[Trecho do documento]

Os pais e irmãos naturais de Serê-Uwarã: ansiosos pela volta do filho

Canarana (MT)- O índio xavante Serê-Uwarã rola pelo assoalho da pequena sala numa casa modesta do bairro Campos Elíseos, em Ribeirão Preto. No sofá, o agricultor Oswaldo e a costureira Maria de Fátima Moreira estimulam Serê a exibir seus dotes atléticos. ''É o melhor nas aulas de Educação Física'', derrete-se Fátima. Ela conta que o indiozinho surgiu na sua vida há cerca de um ano. Veio pelas mãos de uma velha amiga, Vilma Caires de Oliveira, durante uma reunião de espíritas. Foi amor à primeira vista. Em poucos dias, o casal obteve a guarda provisória do menino. Vilma ajudou a amiga a fazer um pequeno dicionário de urgências. Palavras cruciais como dor, comida e frio. Foi o bastante. Hoje na 1ª série, Serê fala português sem sotaque.

Os pais e os sete irmãos verdadeiros de Serê moram a 1.400 quilômetros, na reserva do Rio das Mortes, no Mato Grosso. No semicírculo de 30 malocas de palha que formam a aldeia Pimentel Barbosa, Serizasé, nome brasileiro Israel, e a mulher Reinhomé sonham com o filho, médico formado, de volta à aldeia. Na visão de Serizasé, Serê virá para poupar seu povo dos comprimidos, xaropes e injeções dos warazu, como chamam de modo genérico todos os que não são índios. Será uma espécie de pagé ilustrado, capaz de arrancar das plantas e das massagens novos e extraordinários poderes curativos.

A ponte entre os dois mundos de Serê foi construída há quase trinta anos. Vilma, que levou o menino xavante à nova família, é um dos pilares dessa ponte. Em 1979, ela e o marido Roberto Gomides adotaram um tio de Serê. Aos quatro anos de idade, Canambrê foi o último de uma leva de nove meninos enviados pelos xavantes para serem educados por famílias brancas de Ribeirão Preto. Apowê, o veterano cacique morto em 1977, chamou essa experiência de plano. Queria que seus amigos warazu o ajudassem a preparar líderes xavantes para o futuro. Bastaria que tivessem um lar e escola.

[/Trecho do documento]
[Registros fornecidos]

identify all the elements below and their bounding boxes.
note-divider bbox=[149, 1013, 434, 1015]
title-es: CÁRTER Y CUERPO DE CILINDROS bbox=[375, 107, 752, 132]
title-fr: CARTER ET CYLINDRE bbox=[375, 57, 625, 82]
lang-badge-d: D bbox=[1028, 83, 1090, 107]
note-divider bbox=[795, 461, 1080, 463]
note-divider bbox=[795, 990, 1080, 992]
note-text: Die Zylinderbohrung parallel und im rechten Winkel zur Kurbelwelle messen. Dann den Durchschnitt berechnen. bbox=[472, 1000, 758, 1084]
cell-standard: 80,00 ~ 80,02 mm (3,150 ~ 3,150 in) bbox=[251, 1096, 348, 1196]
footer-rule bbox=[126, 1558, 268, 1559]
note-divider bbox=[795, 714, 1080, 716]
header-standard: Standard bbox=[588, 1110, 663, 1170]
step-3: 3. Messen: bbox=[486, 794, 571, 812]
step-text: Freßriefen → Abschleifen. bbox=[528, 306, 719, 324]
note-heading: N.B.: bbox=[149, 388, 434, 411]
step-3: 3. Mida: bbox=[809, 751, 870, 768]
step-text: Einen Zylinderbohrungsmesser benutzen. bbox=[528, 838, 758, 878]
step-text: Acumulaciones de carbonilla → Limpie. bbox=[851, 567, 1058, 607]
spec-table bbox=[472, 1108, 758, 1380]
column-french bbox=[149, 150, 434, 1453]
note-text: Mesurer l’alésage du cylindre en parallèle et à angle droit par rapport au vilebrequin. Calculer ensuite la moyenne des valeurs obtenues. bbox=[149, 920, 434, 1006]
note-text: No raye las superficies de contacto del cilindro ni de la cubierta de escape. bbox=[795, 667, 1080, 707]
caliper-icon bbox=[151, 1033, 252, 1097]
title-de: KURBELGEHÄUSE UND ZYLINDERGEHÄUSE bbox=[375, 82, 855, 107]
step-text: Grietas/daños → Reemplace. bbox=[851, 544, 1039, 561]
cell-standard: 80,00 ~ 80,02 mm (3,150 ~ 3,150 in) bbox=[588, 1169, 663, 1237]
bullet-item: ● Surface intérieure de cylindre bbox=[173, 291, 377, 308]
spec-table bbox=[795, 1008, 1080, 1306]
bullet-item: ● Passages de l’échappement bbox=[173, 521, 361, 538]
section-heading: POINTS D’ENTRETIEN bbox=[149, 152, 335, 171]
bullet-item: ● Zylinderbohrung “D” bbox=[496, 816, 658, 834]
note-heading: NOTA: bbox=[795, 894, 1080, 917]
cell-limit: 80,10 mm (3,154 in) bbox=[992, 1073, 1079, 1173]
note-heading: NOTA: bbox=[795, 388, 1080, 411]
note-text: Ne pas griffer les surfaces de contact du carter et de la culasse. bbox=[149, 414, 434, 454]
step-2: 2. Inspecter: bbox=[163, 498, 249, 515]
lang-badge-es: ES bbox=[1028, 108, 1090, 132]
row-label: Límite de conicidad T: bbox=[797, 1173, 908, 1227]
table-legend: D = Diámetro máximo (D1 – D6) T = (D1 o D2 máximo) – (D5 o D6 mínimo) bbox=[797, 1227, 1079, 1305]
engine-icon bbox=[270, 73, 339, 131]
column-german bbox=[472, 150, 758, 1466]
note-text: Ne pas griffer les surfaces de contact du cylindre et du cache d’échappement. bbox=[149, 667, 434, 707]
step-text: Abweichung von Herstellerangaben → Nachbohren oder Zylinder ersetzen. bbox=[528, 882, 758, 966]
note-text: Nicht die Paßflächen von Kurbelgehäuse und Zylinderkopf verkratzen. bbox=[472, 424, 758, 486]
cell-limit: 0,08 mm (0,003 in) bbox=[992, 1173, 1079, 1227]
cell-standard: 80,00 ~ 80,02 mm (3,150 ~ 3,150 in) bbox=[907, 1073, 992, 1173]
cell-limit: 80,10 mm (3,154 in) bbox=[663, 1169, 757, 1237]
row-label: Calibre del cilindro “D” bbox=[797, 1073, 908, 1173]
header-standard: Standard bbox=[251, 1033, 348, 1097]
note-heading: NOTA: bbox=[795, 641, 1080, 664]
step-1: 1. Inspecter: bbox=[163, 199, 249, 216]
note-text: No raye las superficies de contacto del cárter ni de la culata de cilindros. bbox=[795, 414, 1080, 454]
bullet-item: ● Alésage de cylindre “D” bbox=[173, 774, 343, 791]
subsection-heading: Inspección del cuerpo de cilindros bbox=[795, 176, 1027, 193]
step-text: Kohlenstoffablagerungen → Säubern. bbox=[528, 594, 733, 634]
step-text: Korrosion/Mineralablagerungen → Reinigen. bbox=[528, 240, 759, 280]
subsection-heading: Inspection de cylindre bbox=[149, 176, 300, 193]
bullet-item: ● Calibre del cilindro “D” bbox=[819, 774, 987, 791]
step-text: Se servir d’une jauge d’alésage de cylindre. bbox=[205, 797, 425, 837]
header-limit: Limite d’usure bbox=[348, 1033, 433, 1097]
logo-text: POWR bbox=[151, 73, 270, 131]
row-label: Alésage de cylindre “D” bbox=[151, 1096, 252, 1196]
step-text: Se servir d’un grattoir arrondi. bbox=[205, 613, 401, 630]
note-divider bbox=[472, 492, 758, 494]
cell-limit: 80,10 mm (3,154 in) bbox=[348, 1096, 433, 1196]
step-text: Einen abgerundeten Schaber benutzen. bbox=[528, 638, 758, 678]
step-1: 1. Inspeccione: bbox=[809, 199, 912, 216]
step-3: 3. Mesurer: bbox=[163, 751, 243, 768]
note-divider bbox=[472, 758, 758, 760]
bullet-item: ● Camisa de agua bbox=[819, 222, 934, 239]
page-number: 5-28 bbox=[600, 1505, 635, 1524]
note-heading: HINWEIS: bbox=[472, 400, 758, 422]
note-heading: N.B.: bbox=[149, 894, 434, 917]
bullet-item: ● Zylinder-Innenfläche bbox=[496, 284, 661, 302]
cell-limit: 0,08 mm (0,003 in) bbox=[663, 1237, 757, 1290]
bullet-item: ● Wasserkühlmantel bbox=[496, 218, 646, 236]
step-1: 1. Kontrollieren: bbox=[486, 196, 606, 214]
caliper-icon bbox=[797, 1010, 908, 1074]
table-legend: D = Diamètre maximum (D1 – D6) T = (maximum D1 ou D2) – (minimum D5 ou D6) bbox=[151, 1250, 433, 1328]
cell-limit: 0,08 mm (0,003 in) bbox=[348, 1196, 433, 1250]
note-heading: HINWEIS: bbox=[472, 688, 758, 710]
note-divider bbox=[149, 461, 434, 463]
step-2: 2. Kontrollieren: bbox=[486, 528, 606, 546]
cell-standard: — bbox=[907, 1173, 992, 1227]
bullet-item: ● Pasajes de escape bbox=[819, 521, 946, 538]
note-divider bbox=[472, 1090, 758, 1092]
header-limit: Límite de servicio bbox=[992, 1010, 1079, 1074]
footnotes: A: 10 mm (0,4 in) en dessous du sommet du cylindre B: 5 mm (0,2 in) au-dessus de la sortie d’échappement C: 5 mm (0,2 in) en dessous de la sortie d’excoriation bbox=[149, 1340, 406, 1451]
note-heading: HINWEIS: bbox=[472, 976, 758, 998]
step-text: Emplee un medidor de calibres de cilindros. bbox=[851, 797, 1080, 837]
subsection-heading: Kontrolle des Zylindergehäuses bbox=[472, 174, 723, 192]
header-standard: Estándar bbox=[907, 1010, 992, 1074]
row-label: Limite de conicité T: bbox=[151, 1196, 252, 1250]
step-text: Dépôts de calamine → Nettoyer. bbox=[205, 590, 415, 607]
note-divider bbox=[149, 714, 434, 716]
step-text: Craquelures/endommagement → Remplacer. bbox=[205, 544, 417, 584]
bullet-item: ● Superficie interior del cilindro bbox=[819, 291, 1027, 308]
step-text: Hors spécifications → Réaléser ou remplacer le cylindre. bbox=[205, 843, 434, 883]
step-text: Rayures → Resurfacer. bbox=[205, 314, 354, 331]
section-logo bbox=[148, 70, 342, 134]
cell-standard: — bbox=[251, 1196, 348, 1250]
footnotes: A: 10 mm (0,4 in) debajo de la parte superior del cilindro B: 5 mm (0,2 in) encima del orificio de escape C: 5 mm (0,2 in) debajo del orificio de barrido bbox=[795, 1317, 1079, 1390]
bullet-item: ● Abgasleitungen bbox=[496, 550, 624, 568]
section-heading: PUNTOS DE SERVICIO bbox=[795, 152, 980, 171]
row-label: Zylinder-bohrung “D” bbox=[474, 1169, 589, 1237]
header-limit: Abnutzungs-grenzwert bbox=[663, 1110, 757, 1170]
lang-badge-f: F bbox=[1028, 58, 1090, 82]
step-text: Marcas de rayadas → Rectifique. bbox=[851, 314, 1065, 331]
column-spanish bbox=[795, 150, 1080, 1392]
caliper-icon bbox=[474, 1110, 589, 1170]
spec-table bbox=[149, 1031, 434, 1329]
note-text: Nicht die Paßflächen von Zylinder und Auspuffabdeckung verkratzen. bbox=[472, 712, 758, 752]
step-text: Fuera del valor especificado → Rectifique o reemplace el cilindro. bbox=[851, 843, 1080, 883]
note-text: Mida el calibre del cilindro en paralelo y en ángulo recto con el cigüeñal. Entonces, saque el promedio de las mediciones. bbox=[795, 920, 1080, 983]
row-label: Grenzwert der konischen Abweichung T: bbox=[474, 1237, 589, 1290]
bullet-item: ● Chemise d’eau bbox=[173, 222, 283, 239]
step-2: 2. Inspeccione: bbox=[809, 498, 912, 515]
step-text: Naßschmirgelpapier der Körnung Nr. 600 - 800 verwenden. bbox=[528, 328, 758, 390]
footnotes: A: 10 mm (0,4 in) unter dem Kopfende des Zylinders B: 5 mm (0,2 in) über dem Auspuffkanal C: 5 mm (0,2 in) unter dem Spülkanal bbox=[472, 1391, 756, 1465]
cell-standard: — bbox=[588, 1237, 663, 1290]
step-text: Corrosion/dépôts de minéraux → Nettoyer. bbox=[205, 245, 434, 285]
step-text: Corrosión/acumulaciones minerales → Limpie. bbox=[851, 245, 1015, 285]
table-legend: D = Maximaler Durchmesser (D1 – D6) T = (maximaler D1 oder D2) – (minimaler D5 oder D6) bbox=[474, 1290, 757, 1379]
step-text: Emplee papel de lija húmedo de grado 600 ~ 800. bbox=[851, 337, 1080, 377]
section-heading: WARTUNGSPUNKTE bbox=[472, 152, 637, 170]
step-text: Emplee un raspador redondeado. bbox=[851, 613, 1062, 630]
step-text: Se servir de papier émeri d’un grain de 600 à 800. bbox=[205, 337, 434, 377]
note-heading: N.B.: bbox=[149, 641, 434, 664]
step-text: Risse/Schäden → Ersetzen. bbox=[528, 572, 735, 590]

[/Registros fornecidos]

Ação necessária A
Diga se cada afirmação abaixo está de acordo com o texto sobre Serê-Uwarã. Responda sim ou não e cite literalmente as palavras do texto que decidem a questão.
(i) Serê cursa a 1ª série.
(ii) Serê tem cinco irmãos verdadeiros.
(iii) Em 1979, Vilma e o marido adotaram um tio de Serê.
Ação necessária B
Por favor, edite o trecho do texto sobre Serê-Uwarã que começa em "Os pais e irmãos" e termina em "português sem sotaque.", substituindo "Ribeirão Preto" por "Campinas".
Ação necessária C
Liste todos os nomes de lugares mencionados no texto sobre Serê-Uwarã.
Os registros não são necessários para este trabalho.

Resposta final A
(i) Sim: "Hoje na 1ª série, Serê fala português sem sotaque."
(ii) Não: "Os pais e os sete irmãos verdadeiros de Serê moram a 1.400 quilômetros"
(iii) Sim: "Em 1979, ela e o marido Roberto Gomides adotaram um tio de Serê."

Resposta final B
Os pais e irmãos naturais de Serê-Uwarã: ansiosos pela volta do filho

Canarana (MT)- O índio xavante Serê-Uwarã rola pelo assoalho da pequena sala numa casa modesta do bairro Campos Elíseos, em Campinas. No sofá, o agricultor Oswaldo e a costureira Maria de Fátima Moreira estimulam Serê a exibir seus dotes atléticos. ''É o melhor nas aulas de Educação Física'', derrete-se Fátima. Ela conta que o indiozinho surgiu na sua vida há cerca de um ano. Veio pelas mãos de uma velha amiga, Vilma Caires de Oliveira, durante uma reunião de espíritas. Foi amor à primeira vista. Em poucos dias, o casal obteve a guarda provisória do menino. Vilma ajudou a amiga a fazer um pequeno dicionário de urgências. Palavras cruciais como dor, comida e frio. Foi o bastante. Hoje na 1ª série, Serê fala português sem sotaque.

Resposta final C
Canarana (MT), Campos Elíseos, Ribeirão Preto, reserva do Rio das Mortes, Mato Grosso, aldeia Pimentel Barbosa